Rows from a dataset:
○ ○ ○ ○ ○ ○ ○

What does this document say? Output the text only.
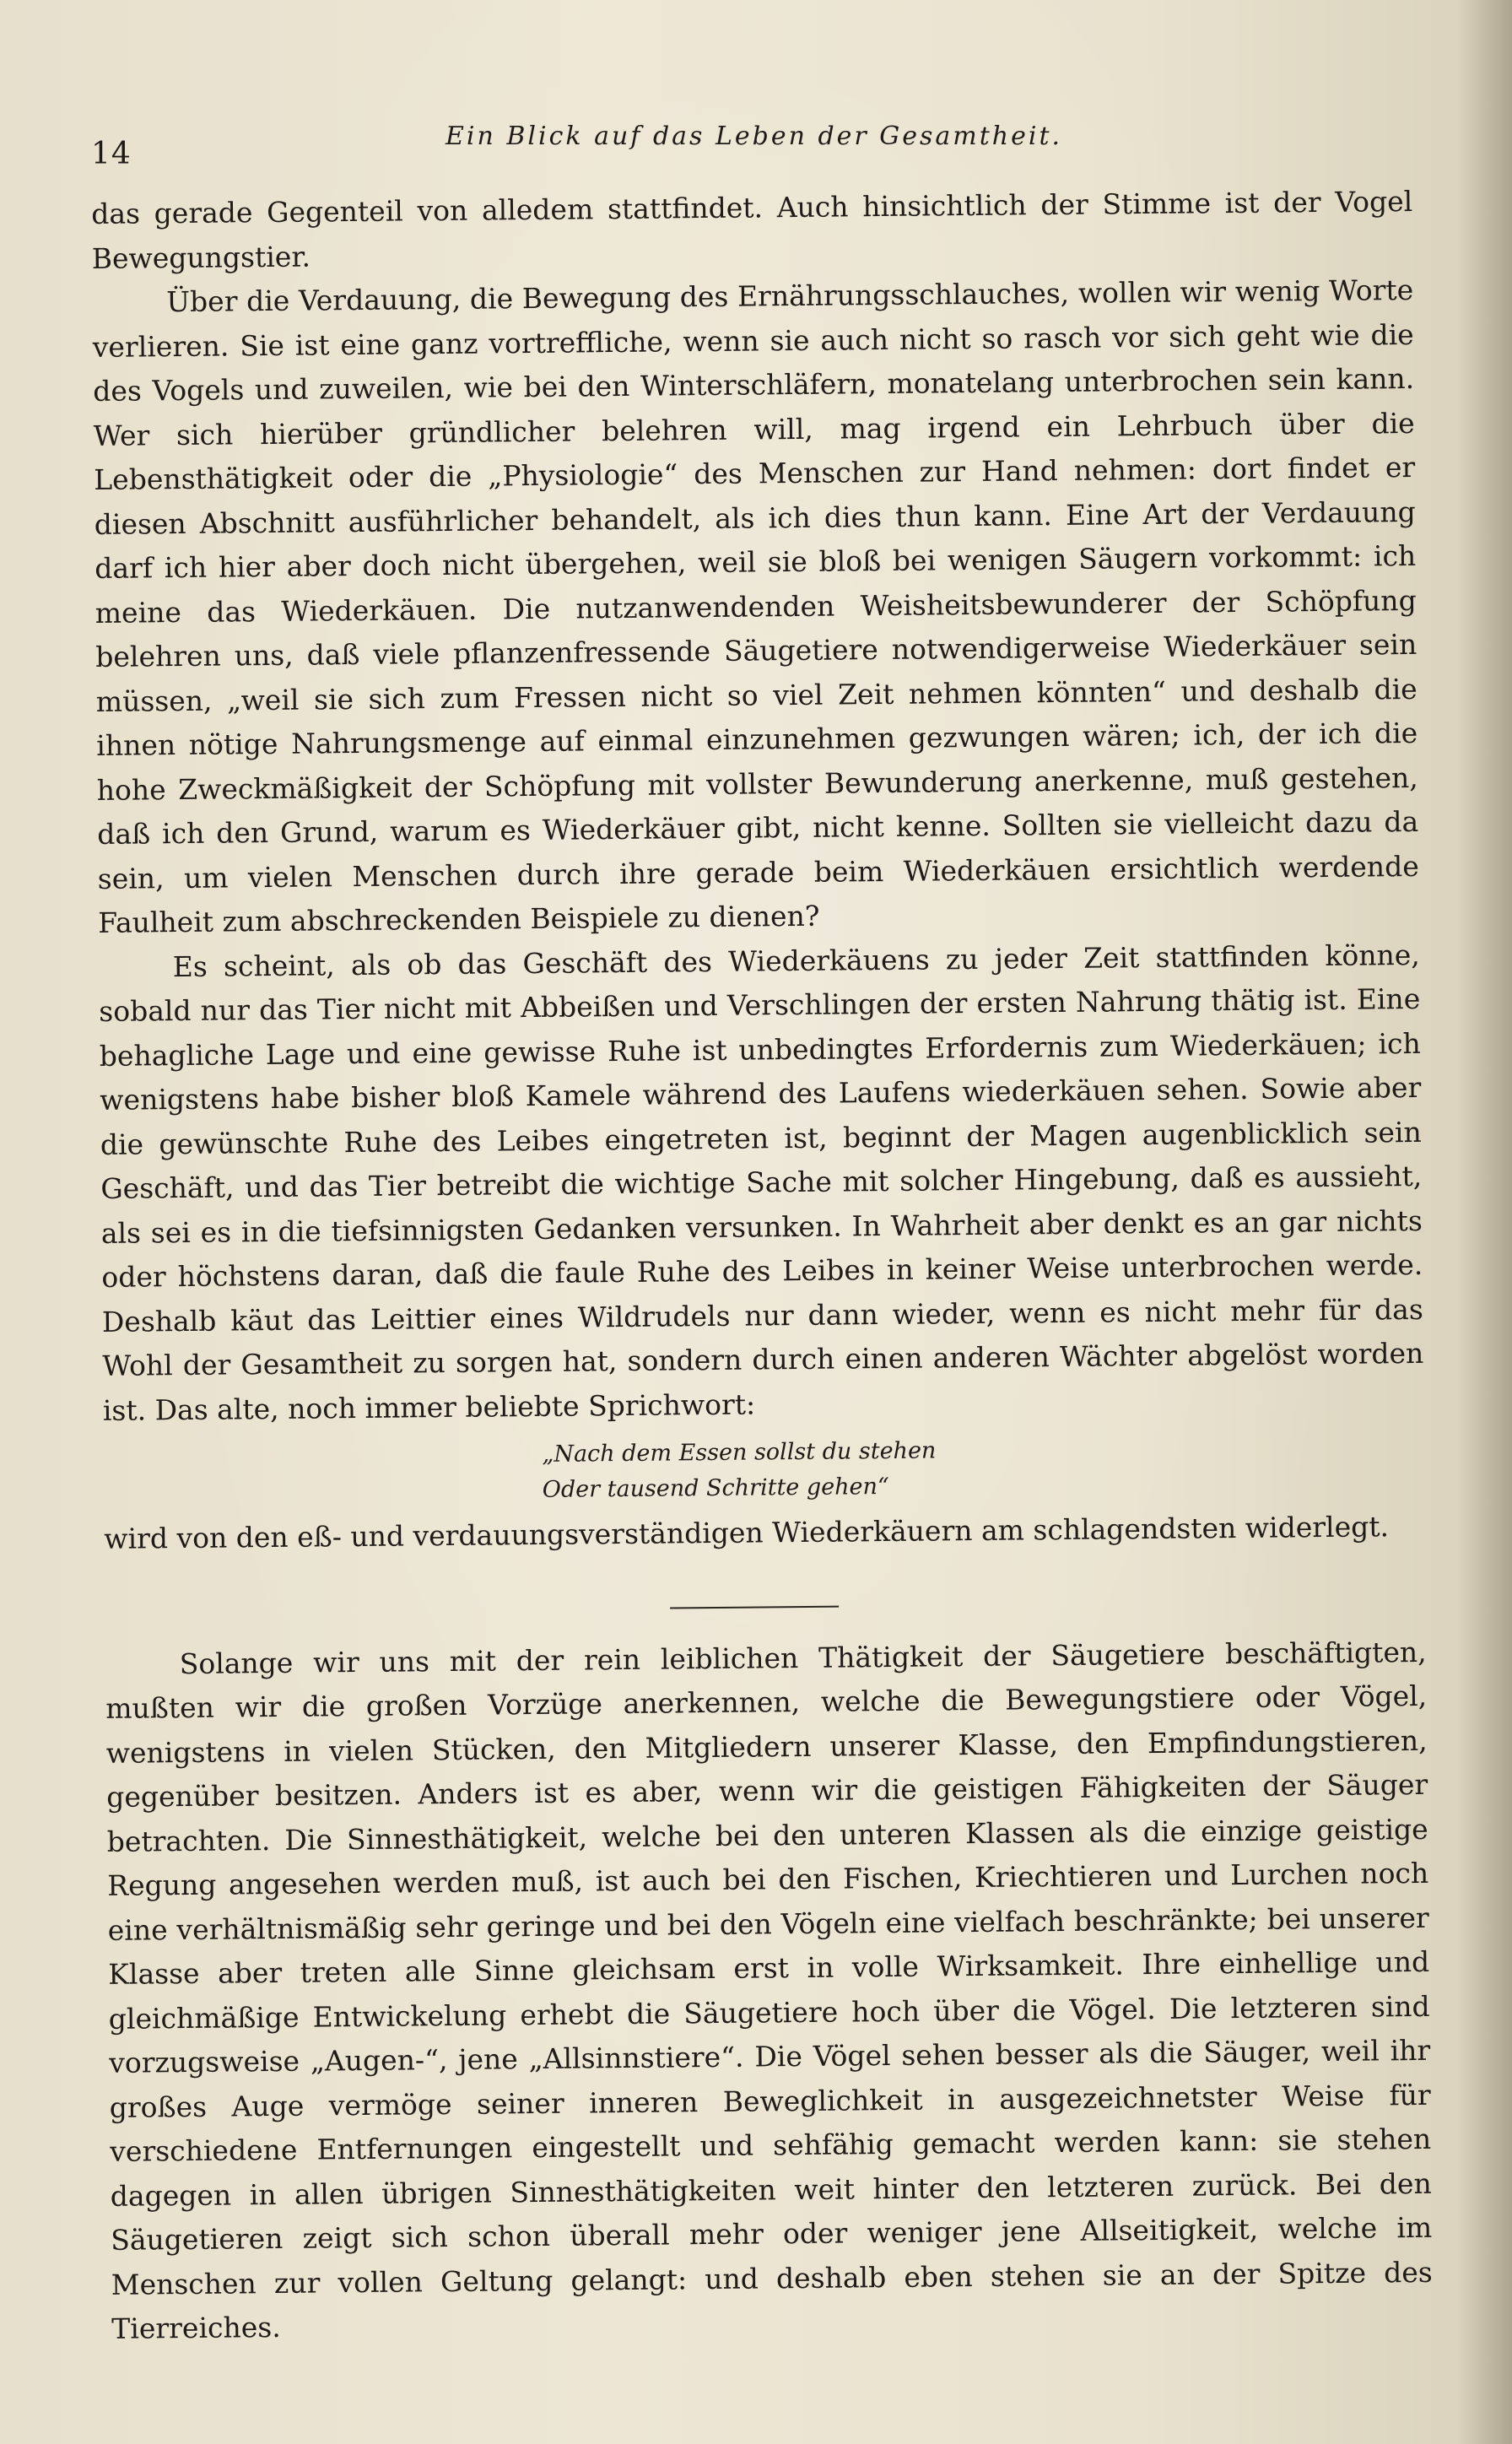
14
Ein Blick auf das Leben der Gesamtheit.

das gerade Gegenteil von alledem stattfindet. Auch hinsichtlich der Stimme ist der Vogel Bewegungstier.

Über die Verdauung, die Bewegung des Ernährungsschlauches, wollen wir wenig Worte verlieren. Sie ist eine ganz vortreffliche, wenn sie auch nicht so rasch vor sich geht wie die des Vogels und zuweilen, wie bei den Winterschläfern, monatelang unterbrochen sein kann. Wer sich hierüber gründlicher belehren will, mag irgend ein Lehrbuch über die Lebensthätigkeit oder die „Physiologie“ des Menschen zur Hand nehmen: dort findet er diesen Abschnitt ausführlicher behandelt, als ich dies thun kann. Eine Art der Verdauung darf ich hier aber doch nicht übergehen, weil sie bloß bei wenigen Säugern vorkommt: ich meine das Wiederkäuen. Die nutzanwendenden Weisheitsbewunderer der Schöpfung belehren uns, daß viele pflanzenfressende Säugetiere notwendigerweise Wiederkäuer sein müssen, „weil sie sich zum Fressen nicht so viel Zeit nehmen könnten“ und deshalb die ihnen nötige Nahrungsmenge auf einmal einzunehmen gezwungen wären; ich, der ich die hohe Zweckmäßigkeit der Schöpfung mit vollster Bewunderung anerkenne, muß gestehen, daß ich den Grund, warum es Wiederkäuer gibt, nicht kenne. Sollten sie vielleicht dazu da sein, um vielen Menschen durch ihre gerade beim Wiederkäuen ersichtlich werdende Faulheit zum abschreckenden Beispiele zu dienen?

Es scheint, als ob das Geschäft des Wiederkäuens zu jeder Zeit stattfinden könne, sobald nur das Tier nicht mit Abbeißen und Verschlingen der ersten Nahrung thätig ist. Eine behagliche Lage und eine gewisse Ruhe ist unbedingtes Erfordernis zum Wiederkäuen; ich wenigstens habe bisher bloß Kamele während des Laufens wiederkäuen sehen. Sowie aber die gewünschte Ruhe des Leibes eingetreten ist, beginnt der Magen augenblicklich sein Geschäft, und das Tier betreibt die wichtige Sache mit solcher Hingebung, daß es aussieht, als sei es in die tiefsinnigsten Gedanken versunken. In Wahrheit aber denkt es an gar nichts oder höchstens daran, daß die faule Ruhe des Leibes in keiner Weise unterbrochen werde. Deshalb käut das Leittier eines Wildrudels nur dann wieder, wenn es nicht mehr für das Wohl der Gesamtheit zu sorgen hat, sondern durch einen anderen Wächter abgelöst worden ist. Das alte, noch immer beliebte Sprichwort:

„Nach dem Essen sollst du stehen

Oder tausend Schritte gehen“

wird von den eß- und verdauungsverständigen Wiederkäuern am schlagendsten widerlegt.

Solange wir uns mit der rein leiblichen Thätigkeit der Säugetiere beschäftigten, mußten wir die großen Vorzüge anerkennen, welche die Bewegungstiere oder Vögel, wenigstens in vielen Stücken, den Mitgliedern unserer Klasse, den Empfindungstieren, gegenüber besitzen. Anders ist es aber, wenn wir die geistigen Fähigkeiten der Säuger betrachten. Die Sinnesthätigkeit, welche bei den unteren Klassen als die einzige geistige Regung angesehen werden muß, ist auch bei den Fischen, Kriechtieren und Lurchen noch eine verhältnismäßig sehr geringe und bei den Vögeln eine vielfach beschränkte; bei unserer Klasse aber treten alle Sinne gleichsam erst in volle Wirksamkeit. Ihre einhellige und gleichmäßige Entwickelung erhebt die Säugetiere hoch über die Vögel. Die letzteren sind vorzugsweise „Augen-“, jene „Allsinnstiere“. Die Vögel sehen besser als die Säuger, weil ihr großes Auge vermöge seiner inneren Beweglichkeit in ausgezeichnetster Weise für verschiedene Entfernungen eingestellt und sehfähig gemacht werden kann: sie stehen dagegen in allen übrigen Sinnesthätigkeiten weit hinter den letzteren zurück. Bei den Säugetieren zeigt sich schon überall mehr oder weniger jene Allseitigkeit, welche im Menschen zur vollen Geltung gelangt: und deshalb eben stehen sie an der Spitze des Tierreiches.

○ ○ ○ ○ ○ ○ ○

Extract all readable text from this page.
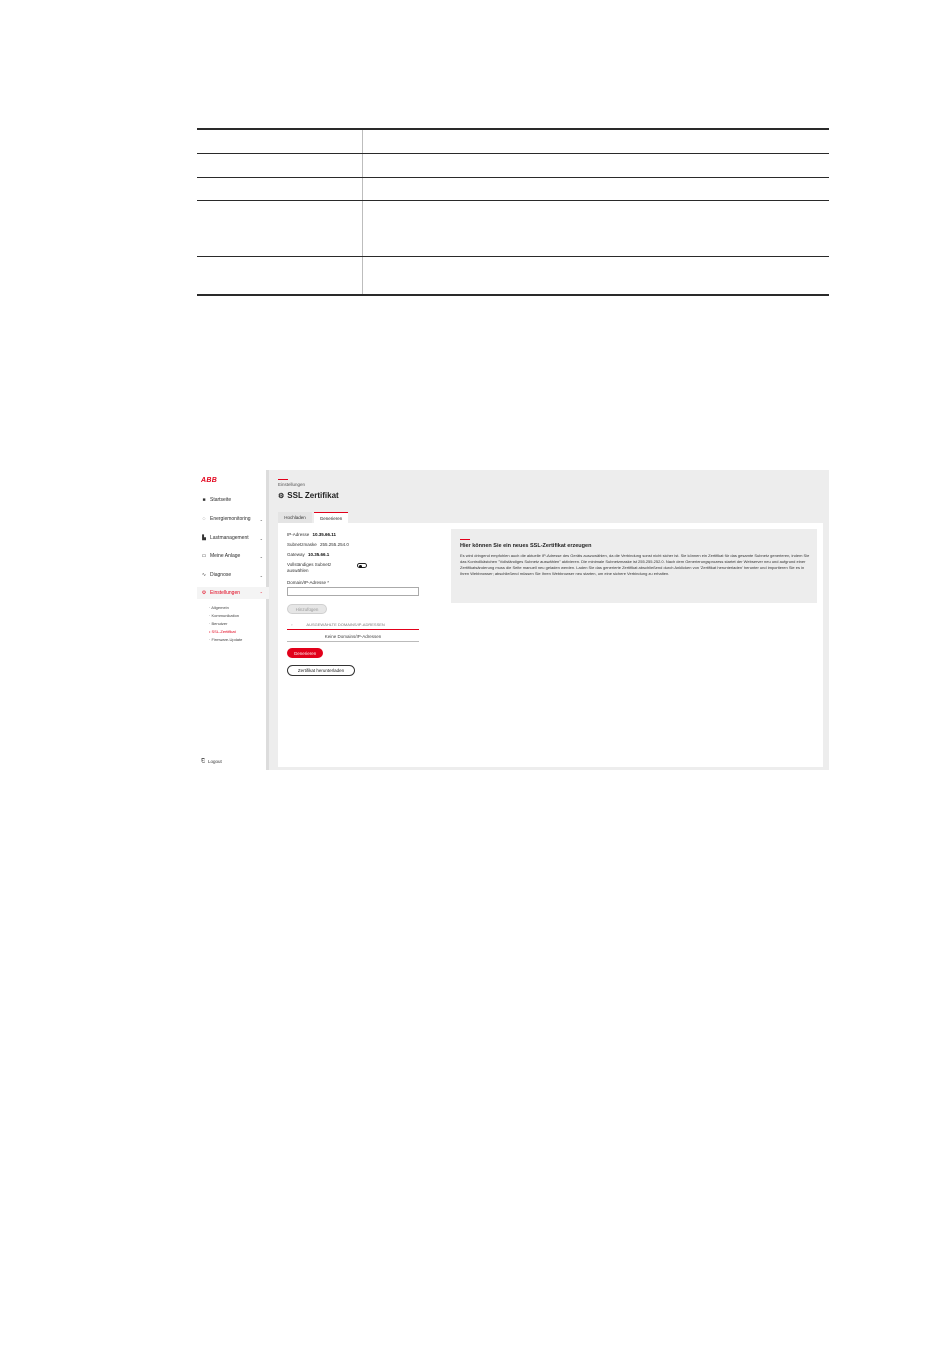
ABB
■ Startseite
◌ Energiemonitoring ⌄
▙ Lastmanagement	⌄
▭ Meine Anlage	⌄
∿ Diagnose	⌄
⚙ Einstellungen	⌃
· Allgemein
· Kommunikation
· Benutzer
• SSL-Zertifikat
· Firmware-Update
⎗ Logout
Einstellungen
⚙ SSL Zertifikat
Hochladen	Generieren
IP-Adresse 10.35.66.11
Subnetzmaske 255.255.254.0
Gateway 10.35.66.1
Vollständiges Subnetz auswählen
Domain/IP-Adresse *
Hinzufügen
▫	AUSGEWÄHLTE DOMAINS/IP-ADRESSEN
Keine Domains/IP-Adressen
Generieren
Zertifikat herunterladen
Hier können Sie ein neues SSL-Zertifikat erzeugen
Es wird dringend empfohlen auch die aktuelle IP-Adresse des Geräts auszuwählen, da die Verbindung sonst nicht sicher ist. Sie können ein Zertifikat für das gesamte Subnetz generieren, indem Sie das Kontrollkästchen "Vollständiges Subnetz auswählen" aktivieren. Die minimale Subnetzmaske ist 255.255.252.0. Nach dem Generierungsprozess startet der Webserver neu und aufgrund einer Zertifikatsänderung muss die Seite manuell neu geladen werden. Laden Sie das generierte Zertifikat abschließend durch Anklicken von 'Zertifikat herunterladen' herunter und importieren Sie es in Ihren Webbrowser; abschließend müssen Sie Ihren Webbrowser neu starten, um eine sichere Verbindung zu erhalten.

○ ○ ○ ○ ○ ○ ○

### WORK TO COMPLETE
Read the entries above, then pull out the lines that include "Nach".

### REPLY
„Nach dem Essen sollst du stehen
Es wird dringend empfohlen auch die aktuelle IP-Adresse des Geräts auszuwählen, da die Verbindung sonst nicht sicher ist. Sie können ein Zertifikat für das gesamte Subnetz generieren, indem Sie das Kontrollkästchen "Vollständiges Subnetz auswählen" aktivieren. Die minimale Subnetzmaske ist 255.255.252.0. Nach dem Generierungsprozess startet der Webserver neu und aufgrund einer Zertifikatsänderung muss die Seite manuell neu geladen werden. Laden Sie das generierte Zertifikat abschließend durch Anklicken von 'Zertifikat herunterladen' herunter und importieren Sie es in Ihren Webbrowser; abschließend müssen Sie Ihren Webbrowser neu starten, um eine sichere Verbindung zu erhalten.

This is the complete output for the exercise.